TASK TO COMPLETE ▸ Output only the lines that run from the line holding "Output a JSON" to the end of the entries, both ends included, and skip the pictures.

SUPPLIED RECORDS ▸
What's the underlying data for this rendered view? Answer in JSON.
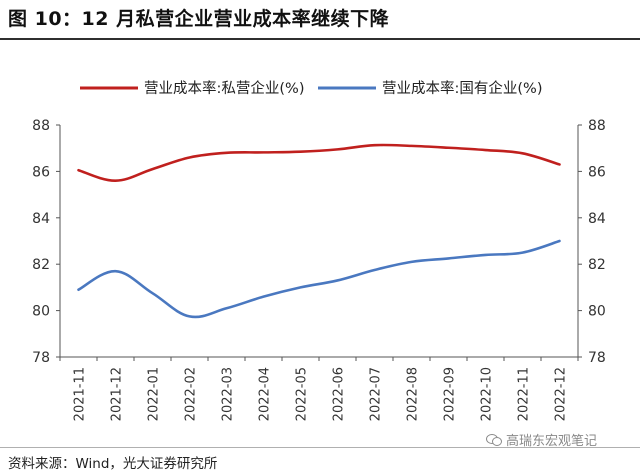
{
  "title": "图 10：12 月私营企业营业成本率继续下降",
  "source": "资料来源：Wind，光大证券研究所",
  "watermark": "高瑞东宏观笔记",
  "colors": {
    "private": "#c0201e",
    "state": "#4a78c0"
  },
  "chart_data": {
    "type": "line",
    "x": [
      "2021-11",
      "2021-12",
      "2022-01",
      "2022-02",
      "2022-03",
      "2022-04",
      "2022-05",
      "2022-06",
      "2022-07",
      "2022-08",
      "2022-09",
      "2022-10",
      "2022-11",
      "2022-12"
    ],
    "series": [
      {
        "name": "营业成本率:私营企业(%)",
        "values": [
          86.05,
          85.6,
          86.1,
          86.6,
          86.8,
          86.82,
          86.85,
          86.95,
          87.13,
          87.1,
          87.02,
          86.92,
          86.78,
          86.3
        ]
      },
      {
        "name": "营业成本率:国有企业(%)",
        "values": [
          80.9,
          81.7,
          80.75,
          79.75,
          80.1,
          80.6,
          81.0,
          81.3,
          81.75,
          82.1,
          82.25,
          82.4,
          82.5,
          83.0
        ]
      }
    ],
    "y_ticks": [
      "78",
      "80",
      "82",
      "84",
      "86",
      "88"
    ],
    "ylim": [
      78,
      88
    ],
    "legend_position": "top",
    "grid": false
  }
}
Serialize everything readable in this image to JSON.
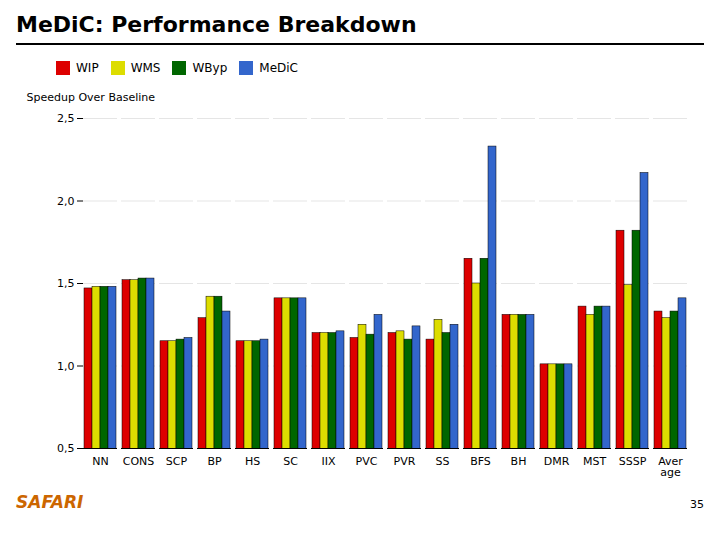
{
  "chart_data": {
    "type": "bar",
    "title": "MeDiC: Performance Breakdown",
    "ylabel": "Speedup Over Baseline",
    "categories": [
      "NN",
      "CONS",
      "SCP",
      "BP",
      "HS",
      "SC",
      "IIX",
      "PVC",
      "PVR",
      "SS",
      "BFS",
      "BH",
      "DMR",
      "MST",
      "SSSP",
      "Aver\nage"
    ],
    "series": [
      {
        "name": "WIP",
        "color": "#dd0000",
        "values": [
          1.47,
          1.52,
          1.15,
          1.29,
          1.15,
          1.41,
          1.2,
          1.17,
          1.2,
          1.16,
          1.65,
          1.31,
          1.01,
          1.36,
          1.82,
          1.33
        ]
      },
      {
        "name": "WMS",
        "color": "#dddd00",
        "values": [
          1.48,
          1.52,
          1.15,
          1.42,
          1.15,
          1.41,
          1.2,
          1.25,
          1.21,
          1.28,
          1.5,
          1.31,
          1.01,
          1.31,
          1.49,
          1.29
        ]
      },
      {
        "name": "WByp",
        "color": "#006600",
        "values": [
          1.48,
          1.53,
          1.16,
          1.42,
          1.15,
          1.41,
          1.2,
          1.19,
          1.16,
          1.2,
          1.65,
          1.31,
          1.01,
          1.36,
          1.82,
          1.33
        ]
      },
      {
        "name": "MeDiC",
        "color": "#3366cc",
        "values": [
          1.48,
          1.53,
          1.17,
          1.33,
          1.16,
          1.41,
          1.21,
          1.31,
          1.24,
          1.25,
          2.33,
          1.31,
          1.01,
          1.36,
          2.17,
          1.41
        ]
      }
    ],
    "ylim": [
      0.5,
      2.5
    ],
    "yticks": [
      {
        "value": 0.5,
        "label": "0,5"
      },
      {
        "value": 1.0,
        "label": "1,0"
      },
      {
        "value": 1.5,
        "label": "1,5"
      },
      {
        "value": 2.0,
        "label": "2,0"
      },
      {
        "value": 2.5,
        "label": "2,5"
      }
    ],
    "grid": true,
    "legend": "top-left",
    "annotations": [
      {
        "text": "SAFARI",
        "color": "#cc6600"
      },
      {
        "text": "35"
      }
    ]
  }
}
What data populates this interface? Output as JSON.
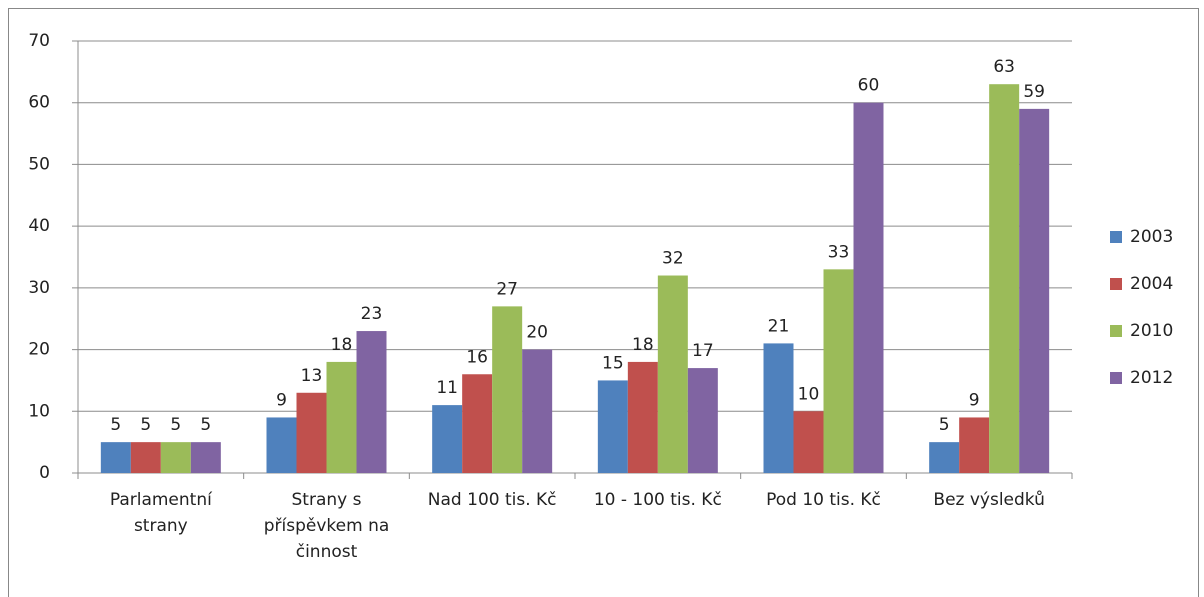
{
  "chart_data": {
    "type": "bar",
    "categories": [
      "Parlamentní strany",
      "Strany s příspěvkem na činnost",
      "Nad 100 tis. Kč",
      "10 - 100 tis. Kč",
      "Pod 10 tis. Kč",
      "Bez výsledků"
    ],
    "series": [
      {
        "name": "2003",
        "color": "#4f81bd",
        "values": [
          5,
          9,
          11,
          15,
          21,
          5
        ]
      },
      {
        "name": "2004",
        "color": "#c0504d",
        "values": [
          5,
          13,
          16,
          18,
          10,
          9
        ]
      },
      {
        "name": "2010",
        "color": "#9bbb59",
        "values": [
          5,
          18,
          27,
          32,
          33,
          63
        ]
      },
      {
        "name": "2012",
        "color": "#8064a2",
        "values": [
          5,
          23,
          20,
          17,
          60,
          59
        ]
      }
    ],
    "ylim": [
      0,
      70
    ],
    "yticks": [
      0,
      10,
      20,
      30,
      40,
      50,
      60,
      70
    ],
    "grid": true,
    "legend": "right"
  }
}
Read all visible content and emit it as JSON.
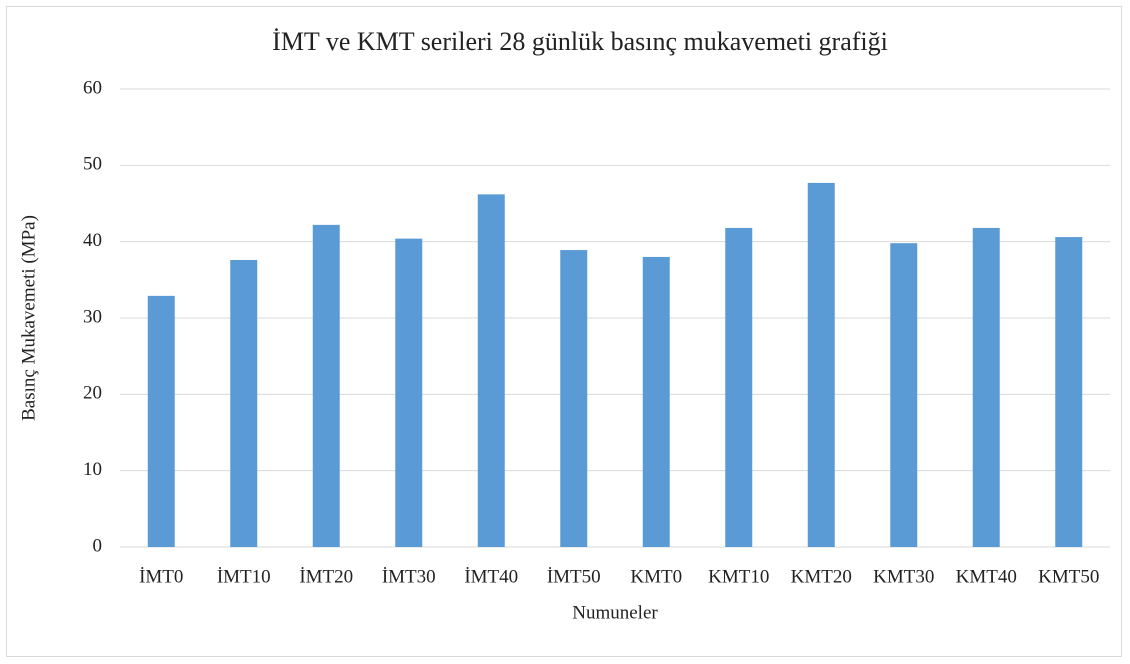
{
  "chart_data": {
    "type": "bar",
    "title": "İMT ve KMT serileri 28 günlük basınç mukavemeti grafiği",
    "x_label": "Numuneler",
    "y_label": "Basınç Mukavemeti (MPa)",
    "categories": [
      "İMT0",
      "İMT10",
      "İMT20",
      "İMT30",
      "İMT40",
      "İMT50",
      "KMT0",
      "KMT10",
      "KMT20",
      "KMT30",
      "KMT40",
      "KMT50"
    ],
    "values": [
      32.9,
      37.6,
      42.2,
      40.4,
      46.2,
      38.9,
      38.0,
      41.8,
      47.7,
      39.8,
      41.8,
      40.6
    ],
    "color": "#5b9bd5",
    "ylim": [
      0,
      60
    ],
    "yticks": [
      0,
      10,
      20,
      30,
      40,
      50,
      60
    ],
    "grid": true
  }
}
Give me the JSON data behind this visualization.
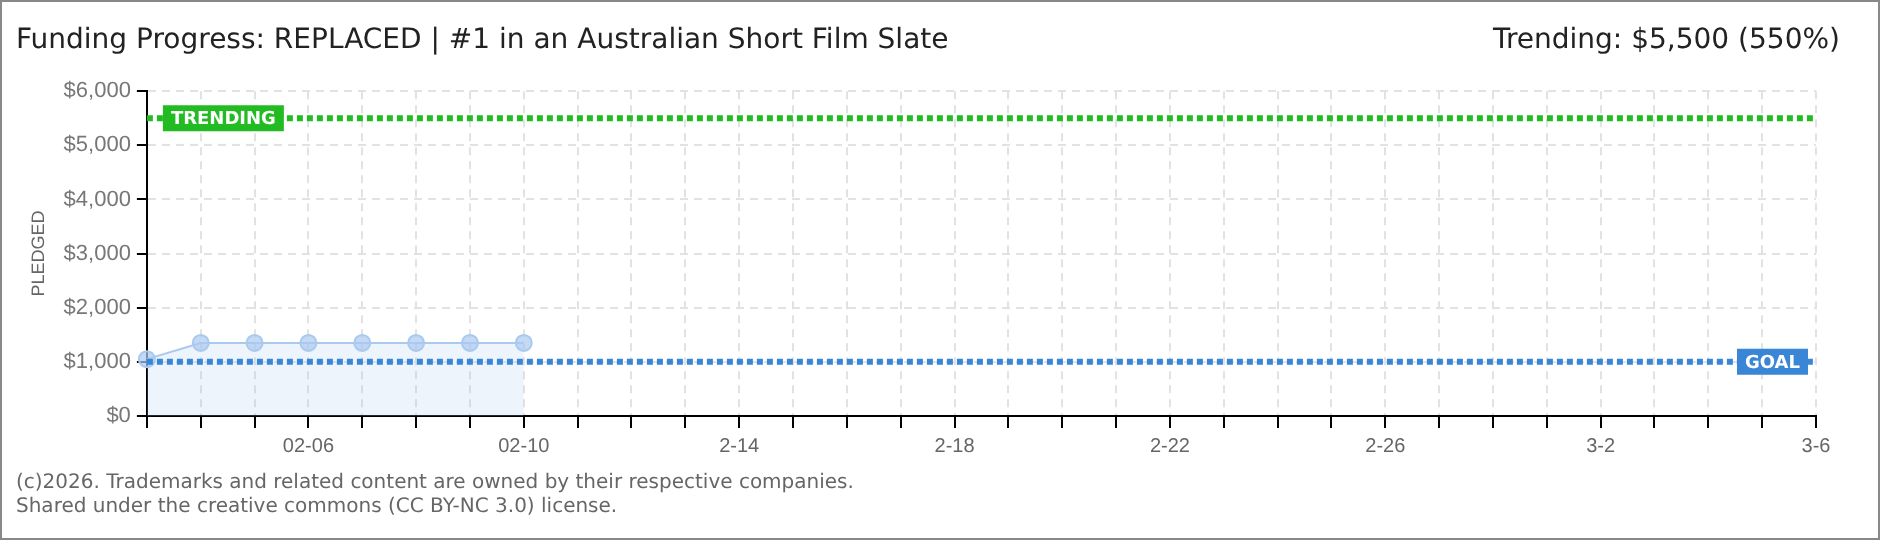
{
  "chart_data": {
    "type": "area",
    "title": "Funding Progress: REPLACED | #1 in an Australian Short Film Slate",
    "subtitle": "Trending: $5,500 (550%)",
    "ylabel": "PLEDGED",
    "categories": [
      null,
      null,
      null,
      "02-06",
      null,
      null,
      null,
      "02-10",
      null,
      null,
      null,
      "2-14",
      null,
      null,
      null,
      "2-18",
      null,
      null,
      null,
      "2-22",
      null,
      null,
      null,
      "2-26",
      null,
      null,
      null,
      "3-2",
      null,
      null,
      null,
      "3-6"
    ],
    "series": [
      {
        "color": "#a9c9ef",
        "values": [
          1050,
          1350,
          1350,
          1350,
          1350,
          1350,
          1350,
          1350,
          null,
          null,
          null,
          null,
          null,
          null,
          null,
          null,
          null,
          null,
          null,
          null,
          null,
          null,
          null,
          null,
          null,
          null,
          null,
          null,
          null,
          null,
          null,
          null
        ]
      }
    ],
    "ylim": [
      0,
      6000
    ],
    "yticks": [
      {
        "value": 0,
        "label": "$0"
      },
      {
        "value": 1000,
        "label": "$1,000"
      },
      {
        "value": 2000,
        "label": "$2,000"
      },
      {
        "value": 3000,
        "label": "$3,000"
      },
      {
        "value": 4000,
        "label": "$4,000"
      },
      {
        "value": 5000,
        "label": "$5,000"
      },
      {
        "value": 6000,
        "label": "$6,000"
      }
    ],
    "ref_lines": [
      {
        "axis": "y",
        "value": 5500,
        "label": "TRENDING",
        "color": "#22bb22",
        "line_style": "dotted"
      },
      {
        "axis": "y",
        "value": 1000,
        "label": "GOAL",
        "color": "#3a86d6",
        "line_style": "dotted"
      }
    ],
    "grid": true,
    "legend": false,
    "marker": "circle",
    "annotations": [
      "(c)2026. Trademarks and related content are owned by their respective companies.",
      "Shared under the creative commons (CC BY-NC 3.0) license."
    ]
  }
}
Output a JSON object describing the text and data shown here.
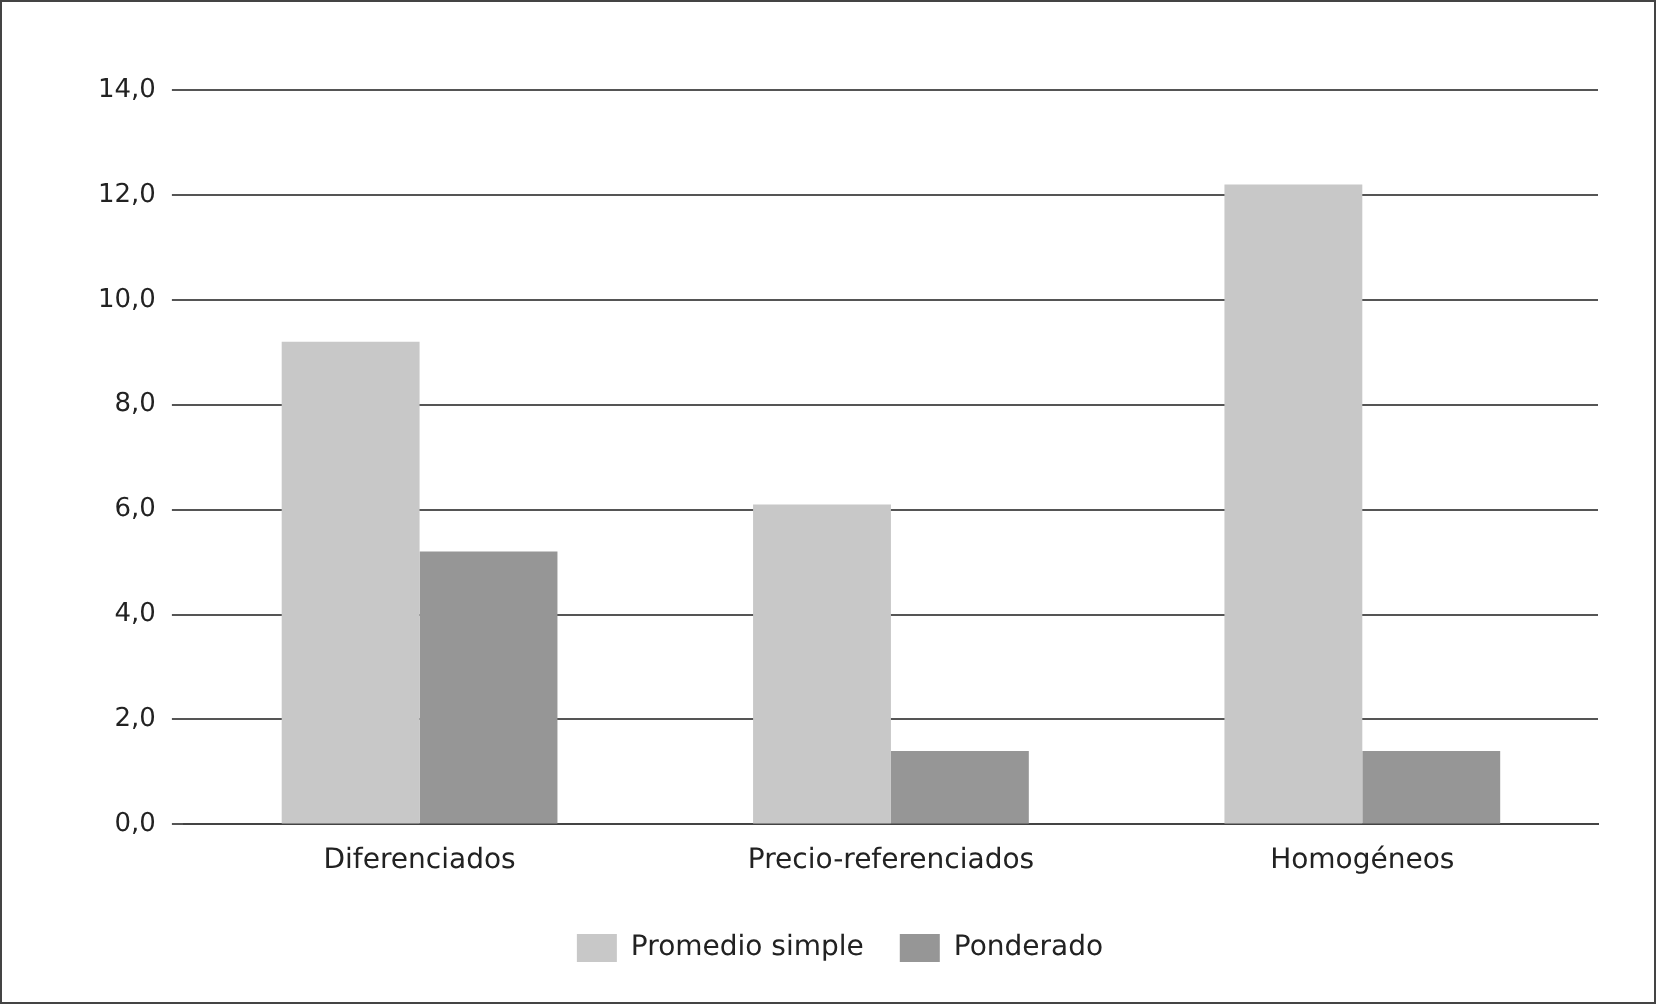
{
  "chart_data": {
    "type": "bar",
    "categories": [
      "Diferenciados",
      "Precio-referenciados",
      "Homogéneos"
    ],
    "series": [
      {
        "name": "Promedio simple",
        "color": "#c8c8c8",
        "values": [
          9.2,
          6.1,
          12.2
        ]
      },
      {
        "name": "Ponderado",
        "color": "#969696",
        "values": [
          5.2,
          1.4,
          1.4
        ]
      }
    ],
    "ylim": [
      0,
      14
    ],
    "yticks": [
      {
        "value": 0,
        "label": "0,0"
      },
      {
        "value": 2,
        "label": "2,0"
      },
      {
        "value": 4,
        "label": "4,0"
      },
      {
        "value": 6,
        "label": "6,0"
      },
      {
        "value": 8,
        "label": "8,0"
      },
      {
        "value": 10,
        "label": "10,0"
      },
      {
        "value": 12,
        "label": "12,0"
      },
      {
        "value": 14,
        "label": "14,0"
      }
    ],
    "grid": "y",
    "legend": "bottom"
  }
}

FINISHED TASK ▸
Output a JSON object describing the text and data shown here.
{
  "chart_data": {
    "type": "bar",
    "categories": [
      "Diferenciados",
      "Precio-referenciados",
      "Homogéneos"
    ],
    "series": [
      {
        "name": "Promedio simple",
        "color": "#c8c8c8",
        "values": [
          9.2,
          6.1,
          12.2
        ]
      },
      {
        "name": "Ponderado",
        "color": "#969696",
        "values": [
          5.2,
          1.4,
          1.4
        ]
      }
    ],
    "ylim": [
      0,
      14
    ],
    "yticks": [
      {
        "value": 0,
        "label": "0,0"
      },
      {
        "value": 2,
        "label": "2,0"
      },
      {
        "value": 4,
        "label": "4,0"
      },
      {
        "value": 6,
        "label": "6,0"
      },
      {
        "value": 8,
        "label": "8,0"
      },
      {
        "value": 10,
        "label": "10,0"
      },
      {
        "value": 12,
        "label": "12,0"
      },
      {
        "value": 14,
        "label": "14,0"
      }
    ],
    "grid": "y",
    "legend": "bottom"
  }
}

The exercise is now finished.